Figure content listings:
<<<<
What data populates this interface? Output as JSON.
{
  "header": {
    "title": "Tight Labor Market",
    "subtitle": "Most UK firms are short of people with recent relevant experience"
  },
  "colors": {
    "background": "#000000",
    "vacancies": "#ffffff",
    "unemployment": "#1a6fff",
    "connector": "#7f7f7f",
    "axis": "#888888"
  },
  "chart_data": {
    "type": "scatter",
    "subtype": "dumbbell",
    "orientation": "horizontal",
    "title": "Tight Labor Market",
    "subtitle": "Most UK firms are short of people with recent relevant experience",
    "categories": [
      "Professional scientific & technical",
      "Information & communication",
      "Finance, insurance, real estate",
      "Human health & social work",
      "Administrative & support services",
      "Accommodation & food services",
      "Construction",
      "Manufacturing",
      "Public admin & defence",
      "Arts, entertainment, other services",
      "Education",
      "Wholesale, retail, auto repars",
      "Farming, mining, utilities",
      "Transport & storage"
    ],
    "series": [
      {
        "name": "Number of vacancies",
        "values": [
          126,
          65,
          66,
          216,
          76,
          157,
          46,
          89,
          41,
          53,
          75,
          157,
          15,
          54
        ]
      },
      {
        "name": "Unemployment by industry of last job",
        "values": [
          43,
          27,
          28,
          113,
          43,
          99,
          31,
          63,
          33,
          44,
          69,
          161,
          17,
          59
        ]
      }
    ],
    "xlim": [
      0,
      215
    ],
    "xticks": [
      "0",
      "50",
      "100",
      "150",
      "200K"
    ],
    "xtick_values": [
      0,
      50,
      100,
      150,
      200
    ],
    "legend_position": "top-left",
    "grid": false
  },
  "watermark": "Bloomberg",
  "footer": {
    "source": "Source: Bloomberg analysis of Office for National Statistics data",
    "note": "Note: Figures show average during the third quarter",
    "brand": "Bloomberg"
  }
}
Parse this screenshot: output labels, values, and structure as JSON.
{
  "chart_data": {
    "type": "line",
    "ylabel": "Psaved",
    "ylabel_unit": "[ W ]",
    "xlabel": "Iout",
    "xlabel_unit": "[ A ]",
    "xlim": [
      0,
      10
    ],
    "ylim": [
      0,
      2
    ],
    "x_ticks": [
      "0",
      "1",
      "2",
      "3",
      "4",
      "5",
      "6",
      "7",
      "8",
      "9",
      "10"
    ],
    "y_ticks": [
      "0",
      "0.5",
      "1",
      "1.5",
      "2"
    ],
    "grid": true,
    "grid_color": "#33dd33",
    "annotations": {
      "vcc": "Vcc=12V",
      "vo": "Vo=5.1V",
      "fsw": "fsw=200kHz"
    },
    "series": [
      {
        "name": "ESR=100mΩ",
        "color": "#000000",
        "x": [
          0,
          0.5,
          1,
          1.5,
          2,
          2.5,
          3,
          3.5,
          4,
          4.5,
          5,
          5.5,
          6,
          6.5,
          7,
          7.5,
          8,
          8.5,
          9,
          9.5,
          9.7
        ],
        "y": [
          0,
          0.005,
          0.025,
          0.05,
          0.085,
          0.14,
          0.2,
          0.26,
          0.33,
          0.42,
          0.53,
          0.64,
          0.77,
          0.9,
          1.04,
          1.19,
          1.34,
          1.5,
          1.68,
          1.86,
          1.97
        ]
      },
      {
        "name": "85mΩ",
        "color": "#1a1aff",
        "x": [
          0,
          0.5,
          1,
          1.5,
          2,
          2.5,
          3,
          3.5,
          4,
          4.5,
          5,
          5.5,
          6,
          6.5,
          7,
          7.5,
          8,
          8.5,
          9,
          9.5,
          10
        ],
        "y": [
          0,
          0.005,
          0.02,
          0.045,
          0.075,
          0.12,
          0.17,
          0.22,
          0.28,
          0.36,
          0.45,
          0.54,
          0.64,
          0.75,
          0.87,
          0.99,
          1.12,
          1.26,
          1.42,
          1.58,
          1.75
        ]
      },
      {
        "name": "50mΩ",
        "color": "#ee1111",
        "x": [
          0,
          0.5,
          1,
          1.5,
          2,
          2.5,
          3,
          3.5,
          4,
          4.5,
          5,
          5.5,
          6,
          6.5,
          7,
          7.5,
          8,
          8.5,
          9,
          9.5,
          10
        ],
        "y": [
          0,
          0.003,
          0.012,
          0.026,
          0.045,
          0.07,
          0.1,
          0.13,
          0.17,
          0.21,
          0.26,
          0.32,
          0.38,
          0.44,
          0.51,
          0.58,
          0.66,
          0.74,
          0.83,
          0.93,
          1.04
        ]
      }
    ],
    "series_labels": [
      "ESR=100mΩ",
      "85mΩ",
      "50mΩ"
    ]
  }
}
>>>>
■ Problem description
Copy every record exactly, with nothing added or dropped.

■ The solution
What data populates this interface? Output as JSON.
{
  "header": {
    "title": "Tight Labor Market",
    "subtitle": "Most UK firms are short of people with recent relevant experience"
  },
  "colors": {
    "background": "#000000",
    "vacancies": "#ffffff",
    "unemployment": "#1a6fff",
    "connector": "#7f7f7f",
    "axis": "#888888"
  },
  "chart_data": {
    "type": "scatter",
    "subtype": "dumbbell",
    "orientation": "horizontal",
    "title": "Tight Labor Market",
    "subtitle": "Most UK firms are short of people with recent relevant experience",
    "categories": [
      "Professional scientific & technical",
      "Information & communication",
      "Finance, insurance, real estate",
      "Human health & social work",
      "Administrative & support services",
      "Accommodation & food services",
      "Construction",
      "Manufacturing",
      "Public admin & defence",
      "Arts, entertainment, other services",
      "Education",
      "Wholesale, retail, auto repars",
      "Farming, mining, utilities",
      "Transport & storage"
    ],
    "series": [
      {
        "name": "Number of vacancies",
        "values": [
          126,
          65,
          66,
          216,
          76,
          157,
          46,
          89,
          41,
          53,
          75,
          157,
          15,
          54
        ]
      },
      {
        "name": "Unemployment by industry of last job",
        "values": [
          43,
          27,
          28,
          113,
          43,
          99,
          31,
          63,
          33,
          44,
          69,
          161,
          17,
          59
        ]
      }
    ],
    "xlim": [
      0,
      215
    ],
    "xticks": [
      "0",
      "50",
      "100",
      "150",
      "200K"
    ],
    "xtick_values": [
      0,
      50,
      100,
      150,
      200
    ],
    "legend_position": "top-left",
    "grid": false
  },
  "watermark": "Bloomberg",
  "footer": {
    "source": "Source: Bloomberg analysis of Office for National Statistics data",
    "note": "Note: Figures show average during the third quarter",
    "brand": "Bloomberg"
  }
}
Parse this screenshot: output labels, values, and structure as JSON.
{
  "chart_data": {
    "type": "line",
    "ylabel": "Psaved",
    "ylabel_unit": "[ W ]",
    "xlabel": "Iout",
    "xlabel_unit": "[ A ]",
    "xlim": [
      0,
      10
    ],
    "ylim": [
      0,
      2
    ],
    "x_ticks": [
      "0",
      "1",
      "2",
      "3",
      "4",
      "5",
      "6",
      "7",
      "8",
      "9",
      "10"
    ],
    "y_ticks": [
      "0",
      "0.5",
      "1",
      "1.5",
      "2"
    ],
    "grid": true,
    "grid_color": "#33dd33",
    "annotations": {
      "vcc": "Vcc=12V",
      "vo": "Vo=5.1V",
      "fsw": "fsw=200kHz"
    },
    "series": [
      {
        "name": "ESR=100mΩ",
        "color": "#000000",
        "x": [
          0,
          0.5,
          1,
          1.5,
          2,
          2.5,
          3,
          3.5,
          4,
          4.5,
          5,
          5.5,
          6,
          6.5,
          7,
          7.5,
          8,
          8.5,
          9,
          9.5,
          9.7
        ],
        "y": [
          0,
          0.005,
          0.025,
          0.05,
          0.085,
          0.14,
          0.2,
          0.26,
          0.33,
          0.42,
          0.53,
          0.64,
          0.77,
          0.9,
          1.04,
          1.19,
          1.34,
          1.5,
          1.68,
          1.86,
          1.97
        ]
      },
      {
        "name": "85mΩ",
        "color": "#1a1aff",
        "x": [
          0,
          0.5,
          1,
          1.5,
          2,
          2.5,
          3,
          3.5,
          4,
          4.5,
          5,
          5.5,
          6,
          6.5,
          7,
          7.5,
          8,
          8.5,
          9,
          9.5,
          10
        ],
        "y": [
          0,
          0.005,
          0.02,
          0.045,
          0.075,
          0.12,
          0.17,
          0.22,
          0.28,
          0.36,
          0.45,
          0.54,
          0.64,
          0.75,
          0.87,
          0.99,
          1.12,
          1.26,
          1.42,
          1.58,
          1.75
        ]
      },
      {
        "name": "50mΩ",
        "color": "#ee1111",
        "x": [
          0,
          0.5,
          1,
          1.5,
          2,
          2.5,
          3,
          3.5,
          4,
          4.5,
          5,
          5.5,
          6,
          6.5,
          7,
          7.5,
          8,
          8.5,
          9,
          9.5,
          10
        ],
        "y": [
          0,
          0.003,
          0.012,
          0.026,
          0.045,
          0.07,
          0.1,
          0.13,
          0.17,
          0.21,
          0.26,
          0.32,
          0.38,
          0.44,
          0.51,
          0.58,
          0.66,
          0.74,
          0.83,
          0.93,
          1.04
        ]
      }
    ],
    "series_labels": [
      "ESR=100mΩ",
      "85mΩ",
      "50mΩ"
    ]
  }
}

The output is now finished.